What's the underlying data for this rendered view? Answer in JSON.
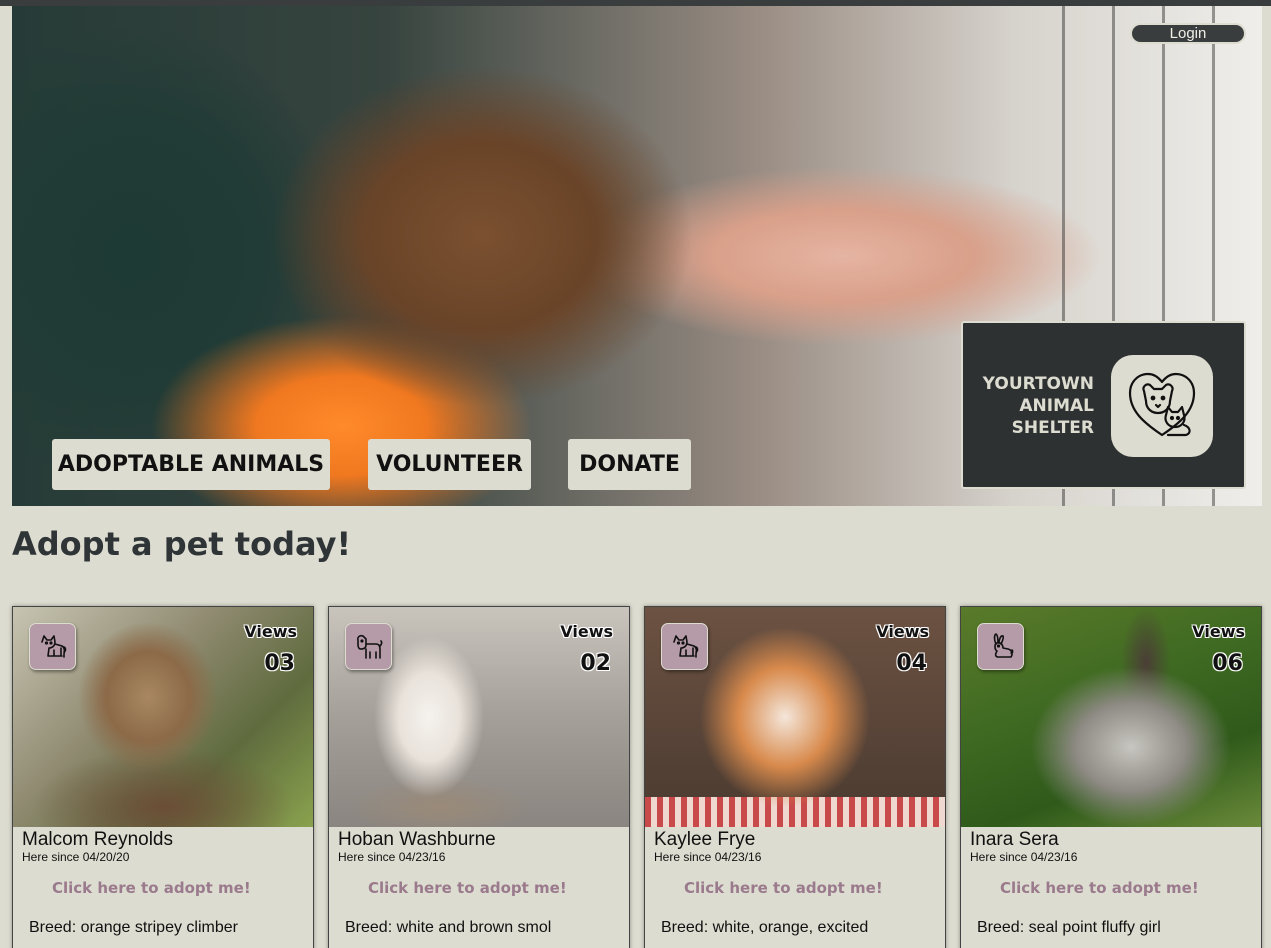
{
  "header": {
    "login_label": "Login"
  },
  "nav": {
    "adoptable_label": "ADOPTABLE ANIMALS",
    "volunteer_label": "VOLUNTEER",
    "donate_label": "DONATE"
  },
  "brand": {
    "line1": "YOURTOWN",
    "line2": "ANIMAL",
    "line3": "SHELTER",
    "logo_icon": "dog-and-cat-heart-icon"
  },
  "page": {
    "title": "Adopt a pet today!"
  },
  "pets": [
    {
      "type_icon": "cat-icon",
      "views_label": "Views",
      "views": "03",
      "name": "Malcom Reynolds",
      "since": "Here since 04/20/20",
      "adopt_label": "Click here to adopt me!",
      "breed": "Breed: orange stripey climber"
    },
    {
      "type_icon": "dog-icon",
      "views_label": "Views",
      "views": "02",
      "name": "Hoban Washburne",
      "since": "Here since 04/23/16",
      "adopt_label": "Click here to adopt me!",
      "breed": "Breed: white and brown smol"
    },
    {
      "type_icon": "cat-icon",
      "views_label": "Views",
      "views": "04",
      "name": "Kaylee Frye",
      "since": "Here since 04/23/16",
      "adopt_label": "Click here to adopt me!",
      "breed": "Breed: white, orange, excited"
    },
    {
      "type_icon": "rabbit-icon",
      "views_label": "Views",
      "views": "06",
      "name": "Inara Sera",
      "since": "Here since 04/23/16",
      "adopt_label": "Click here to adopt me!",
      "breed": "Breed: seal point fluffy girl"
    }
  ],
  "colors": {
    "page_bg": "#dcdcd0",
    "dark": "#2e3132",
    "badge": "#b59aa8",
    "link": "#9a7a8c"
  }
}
-*-*-
- Stated goal -
Determine the number of lines in the listing that hold the word "name", and supply that number and nothing further.

- Solved exercise -
4